Dataset records:
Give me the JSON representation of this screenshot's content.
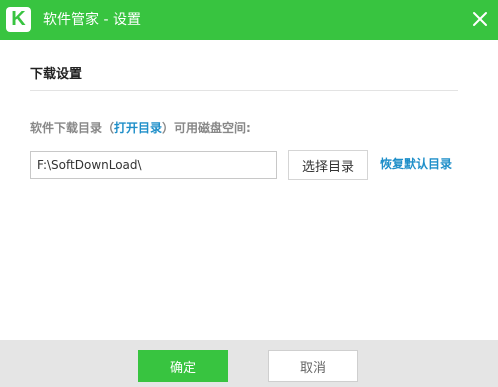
{
  "window": {
    "logo_letter": "K",
    "logo_icon": "software-manager-logo-icon",
    "title": "软件管家 - 设置",
    "close_icon": "close-icon"
  },
  "download_settings": {
    "section_title": "下载设置",
    "dir_label_prefix": "软件下载目录（",
    "open_dir_link": "打开目录",
    "dir_label_suffix": "）可用磁盘空间:",
    "path_value": "F:\\SoftDownLoad\\",
    "choose_dir_button": "选择目录",
    "restore_default_link": "恢复默认目录"
  },
  "footer": {
    "confirm_button": "确定",
    "cancel_button": "取消"
  },
  "colors": {
    "brand_green": "#38c440",
    "link_blue": "#1f8fc9",
    "footer_gray": "#e5e5e5"
  }
}
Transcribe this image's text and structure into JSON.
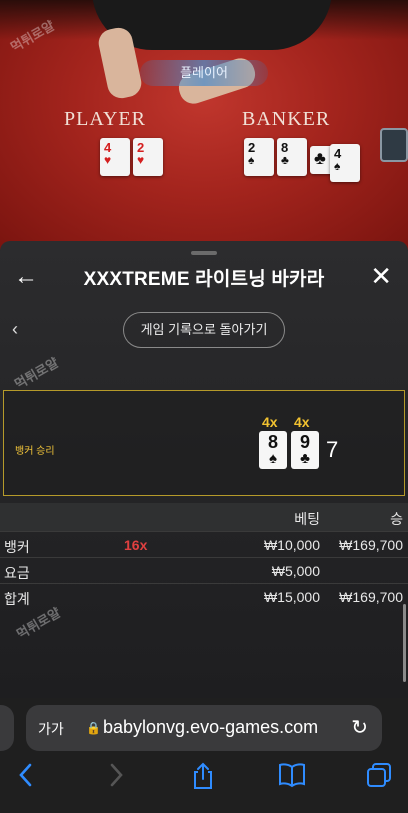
{
  "video": {
    "player_pill": "플레이어",
    "player_label": "PLAYER",
    "banker_label": "BANKER",
    "watermark": "먹튀로얄",
    "player_cards": [
      {
        "rank": "4",
        "suit": "♥",
        "color": "red"
      },
      {
        "rank": "2",
        "suit": "♥",
        "color": "red"
      }
    ],
    "banker_cards": [
      {
        "rank": "2",
        "suit": "♠",
        "color": "black"
      },
      {
        "rank": "8",
        "suit": "♣",
        "color": "black"
      },
      {
        "rank": "",
        "suit": "♣",
        "color": "black"
      },
      {
        "rank": "4",
        "suit": "♠",
        "color": "black"
      }
    ]
  },
  "sheet": {
    "back_icon": "←",
    "close_icon": "✕",
    "title": "XXXTREME 라이트닝 바카라",
    "chevron": "‹",
    "history_button": "게임 기록으로 돌아가기",
    "result": {
      "label": "뱅커 승리",
      "multipliers": [
        "4x",
        "4x"
      ],
      "cards": [
        {
          "rank": "8",
          "suit": "♠"
        },
        {
          "rank": "9",
          "suit": "♣"
        }
      ],
      "total": "7"
    },
    "table": {
      "headers": {
        "bet": "베팅",
        "win": "승"
      },
      "rows": [
        {
          "label": "뱅커",
          "multiplier": "16x",
          "bet": "₩10,000",
          "win": "₩169,700"
        },
        {
          "label": "요금",
          "multiplier": "",
          "bet": "₩5,000",
          "win": ""
        },
        {
          "label": "합계",
          "multiplier": "",
          "bet": "₩15,000",
          "win": "₩169,700"
        }
      ]
    }
  },
  "browser": {
    "text_size": "가가",
    "lock_icon": "🔒",
    "url": "babylonvg.evo-games.com",
    "reload_icon": "↻",
    "accent": "#2f8cff"
  }
}
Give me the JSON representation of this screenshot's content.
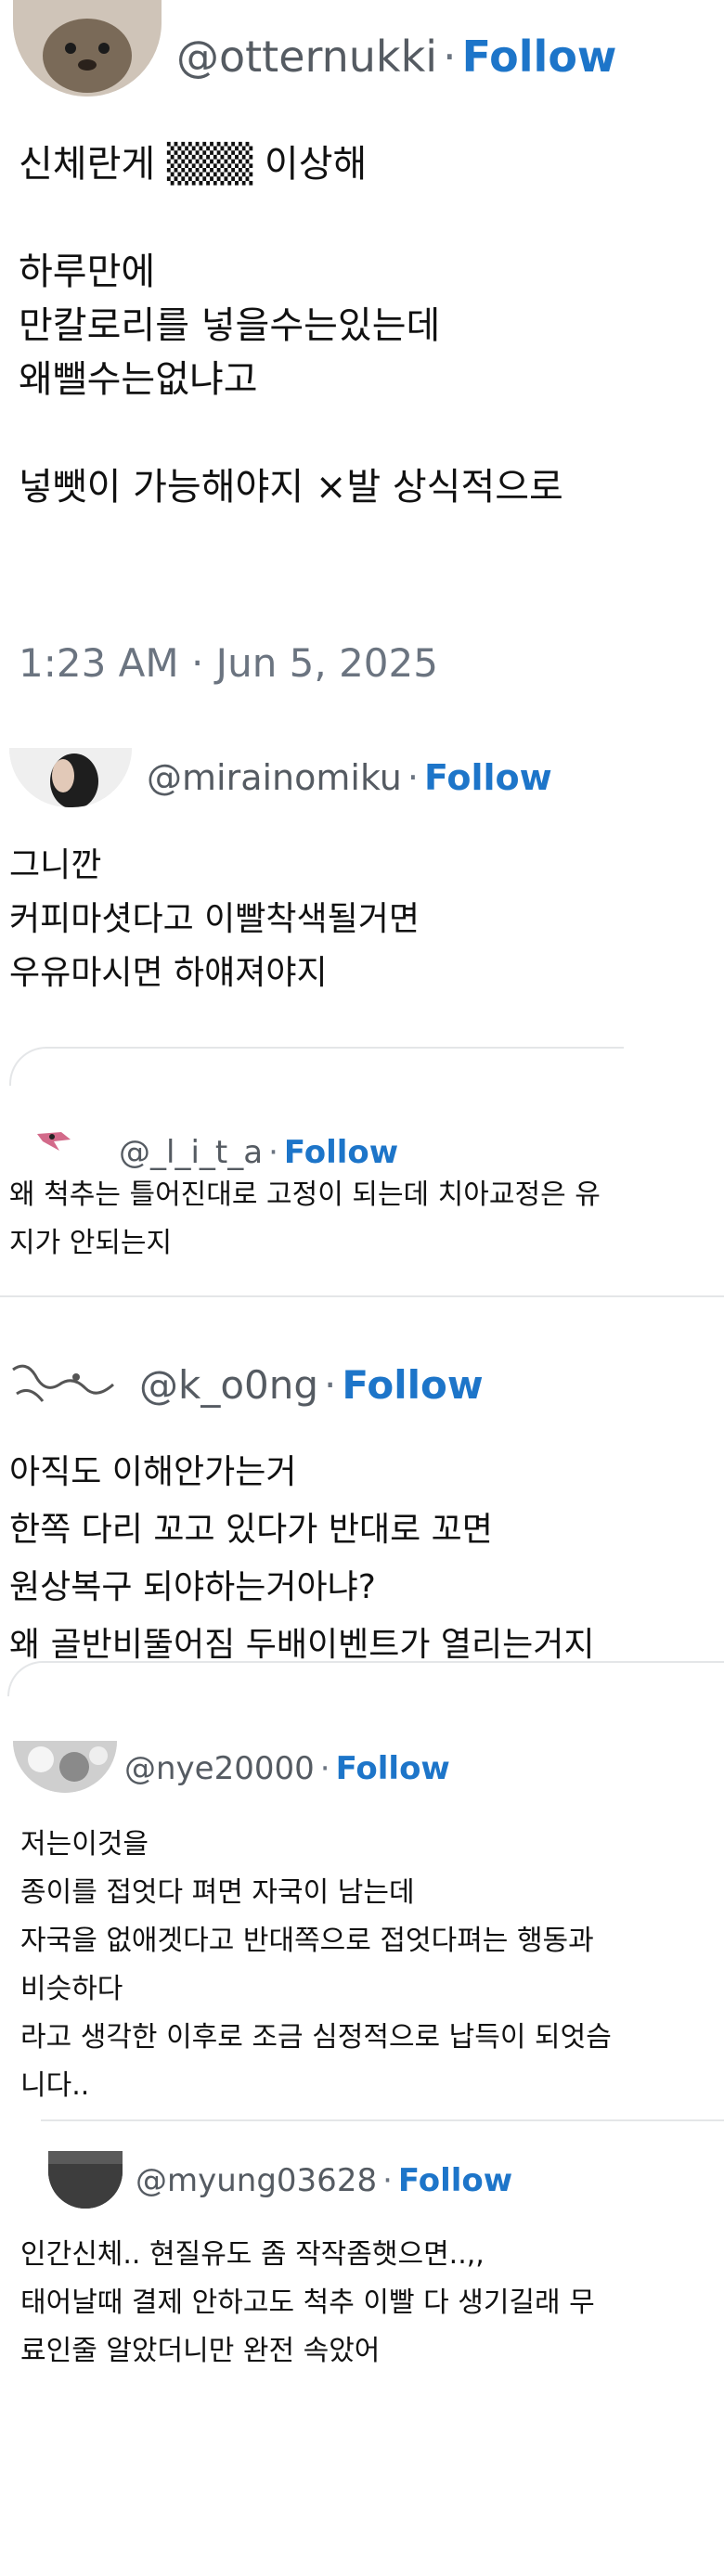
{
  "posts": [
    {
      "handle": "@otternukki",
      "follow": "Follow",
      "text": "신체란게 ▒▒▒ 이상해\n\n하루만에\n만칼로리를 넣을수는있는데\n왜뺄수는없냐고\n\n넣뺏이 가능해야지 ×발 상식적으로",
      "timestamp": "1:23 AM · Jun 5, 2025"
    },
    {
      "handle": "@mirainomiku",
      "follow": "Follow",
      "text": "그니깐\n커피마셧다고 이빨착색될거면\n우유마시면 하얘져야지"
    },
    {
      "handle": "@_l_i_t_a",
      "follow": "Follow",
      "text": "왜 척추는 틀어진대로 고정이 되는데 치아교정은 유\n지가 안되는지"
    },
    {
      "handle": "@k_o0ng",
      "follow": "Follow",
      "text": "아직도 이해안가는거\n한쪽 다리 꼬고 있다가 반대로 꼬면\n원상복구 되야하는거아냐?\n왜 골반비뚤어짐 두배이벤트가 열리는거지"
    },
    {
      "handle": "@nye20000",
      "follow": "Follow",
      "text": "저는이것을\n종이를 접엇다 펴면 자국이 남는데\n자국을 없애겟다고 반대쪽으로 접엇다펴는 행동과\n비슷하다\n라고 생각한 이후로 조금 심정적으로 납득이 되엇슴\n니다.."
    },
    {
      "handle": "@myung03628",
      "follow": "Follow",
      "text": "인간신체.. 현질유도 좀 작작좀햇으면..,,\n태어날때 결제 안하고도 척추 이빨 다 생기길래 무\n료인줄 알았더니만 완전 속았어"
    }
  ],
  "colors": {
    "follow": "#1d75c9",
    "handle": "#555b62",
    "text": "#111111",
    "timestamp": "#6b7480"
  }
}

(Aim) Find every line in the records that has the string "handle", then state how many there are and nothing else.

(Answer to the exercise) 7